===== Given passage

Method for determining the temperature of a flow of medium

Abstract

In order to improve a method for determining the quickly changing, average temperature of a flow of compressible medium such that it is possible to ascertain sudden changes in temperature accurately and with the least possible delay in time, it is suggested that the medium be caused to flow through a throttle point, that the mass flow of medium flowing through the throttle point be determined, that the pressure inside and upstream outside the throttle point be ascertained and that the average temperature be determined on the basis of the mass flow and the pressure inside and outside the throttle point.

Description

The invention relates to a method for determining the quickly changing, average temperature of a flow of compressible medium.

BACKGROUND OF THE INVENTION

In addition, the invention relates, in particular, to a method for determining the average temperature of the steam issuing from a steam generator, wherein a fuel is burned with an oxidizer in a combustion chamber of the steam generator and in addition water is injected into the combustion chamber.

==========
===== Supplied information

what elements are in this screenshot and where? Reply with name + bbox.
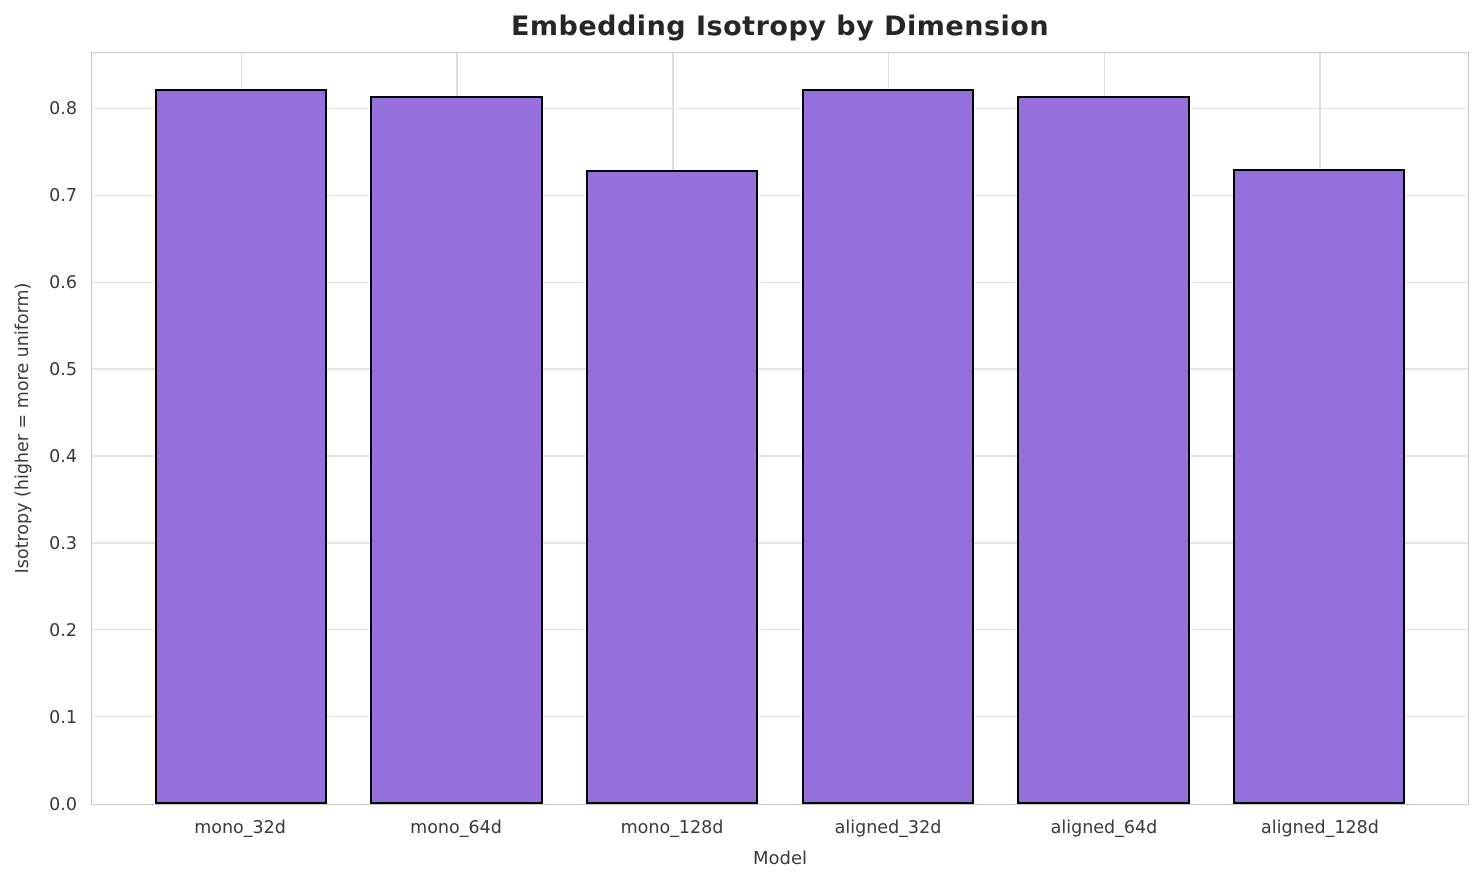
- y-axis-label: Isotropy (higher = more uniform): [13, 282, 33, 574]
- bar-mono_128d: [585, 170, 759, 804]
- h-gridline: [92, 281, 1468, 284]
- y-tick-label: 0.7: [49, 185, 77, 206]
- chart-title: Embedding Isotropy by Dimension: [510, 11, 1050, 42]
- bar-mono_64d: [370, 96, 543, 804]
- y-tick-label: 0.1: [49, 707, 77, 728]
- y-tick-label: 0.0: [49, 795, 77, 815]
- y-tick-label: 0.2: [49, 620, 77, 641]
- x-tick-label-mono_64d: mono_64d: [410, 818, 502, 838]
- y-tick-label: 0.4: [49, 446, 77, 467]
- bar-aligned_128d: [1232, 169, 1406, 804]
- h-gridline: [92, 107, 1468, 110]
- plot-area: [91, 52, 1469, 805]
- x-axis-label: Model: [752, 848, 808, 869]
- bar-mono_32d: [154, 89, 328, 804]
- x-tick-label-aligned_32d: aligned_32d: [834, 818, 942, 838]
- y-tick-label: 0.6: [49, 272, 77, 293]
- x-tick-label-mono_128d: mono_128d: [620, 818, 724, 838]
- h-gridline: [92, 194, 1468, 197]
- h-gridline: [92, 542, 1468, 544]
- h-gridline: [92, 715, 1468, 718]
- bar-aligned_64d: [1017, 96, 1190, 804]
- bar-aligned_32d: [801, 89, 975, 804]
- h-gridline: [92, 368, 1468, 370]
- x-tick-label-aligned_128d: aligned_128d: [1261, 818, 1379, 838]
- h-gridline: [92, 455, 1468, 457]
- y-tick-label: 0.5: [49, 359, 77, 380]
- x-tick-label-aligned_64d: aligned_64d: [1050, 818, 1158, 838]
- h-gridline: [92, 628, 1468, 631]
- y-tick-label: 0.3: [49, 533, 77, 554]
- y-tick-label: 0.8: [49, 98, 77, 119]
- x-tick-label-mono_32d: mono_32d: [194, 818, 286, 838]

==========

Complete the following:
1. In the records, starting at the line that contains "- y-axis-label: Isotropy" and ending at the line that contains "- h-gridline: [92, 368, 1468, 370]", swap "y-tick-label" for "y-axis-tick" and write those lines out again with everything else unchanged.
2. Carry on the text on determining the temperature of a flow of medium from the point where it stops.

Per-task answers:
1.
- y-axis-label: Isotropy (higher = more uniform): [13, 282, 33, 574]
- bar-mono_128d: [585, 170, 759, 804]
- h-gridline: [92, 281, 1468, 284]
- y-axis-tick: 0.7: [49, 185, 77, 206]
- chart-title: Embedding Isotropy by Dimension: [510, 11, 1050, 42]
- bar-mono_64d: [370, 96, 543, 804]
- y-axis-tick: 0.1: [49, 707, 77, 728]
- y-axis-tick: 0.0: [49, 795, 77, 815]
- y-axis-tick: 0.2: [49, 620, 77, 641]
- x-tick-label-mono_64d: mono_64d: [410, 818, 502, 838]
- y-axis-tick: 0.4: [49, 446, 77, 467]
- bar-aligned_128d: [1232, 169, 1406, 804]
- h-gridline: [92, 107, 1468, 110]
- plot-area: [91, 52, 1469, 805]
- x-axis-label: Model: [752, 848, 808, 869]
- bar-mono_32d: [154, 89, 328, 804]
- x-tick-label-aligned_32d: aligned_32d: [834, 818, 942, 838]
- y-axis-tick: 0.6: [49, 272, 77, 293]
- x-tick-label-mono_128d: mono_128d: [620, 818, 724, 838]
- h-gridline: [92, 194, 1468, 197]
- h-gridline: [92, 542, 1468, 544]
- h-gridline: [92, 715, 1468, 718]
- bar-aligned_64d: [1017, 96, 1190, 804]
- bar-aligned_32d: [801, 89, 975, 804]
- h-gridline: [92, 368, 1468, 370]

2.
The methods previously known for determining the quickly changing, average temperature of a flow of compressible medium always provide for direct measurement of the temperature itself, and the conventional temperature sensors, such as, for example, thermometers, are utilized.

The conventional temperature sensors have the disadvantage that they have relatively long response times and therefore sudden changes in temperature can be recreated only with delay so that problems always occur when temperature measurements of this type are to be taken into account in control processes.

The object underlying the invention is therefore to improve a method of the generic type such that it is possible to ascertain sudden changes in temperature accurately and with the least possible delay in time.

This object is accomplished in a method for determining the quickly changing, average temperature of a flow of compressible medium in that the medium is caused to flow through a throttle point, that the mass flow of the medium flowing through the throttle point is determined, that the pressure inside and upstream outside the throttle point is ascertained and that the average temperature is determined on the basis of the mass flow and the pressure, in particular the difference in the pressure inside and upstream outside the throttle point. This average temperature can be mathematically calculated from the values used for determination.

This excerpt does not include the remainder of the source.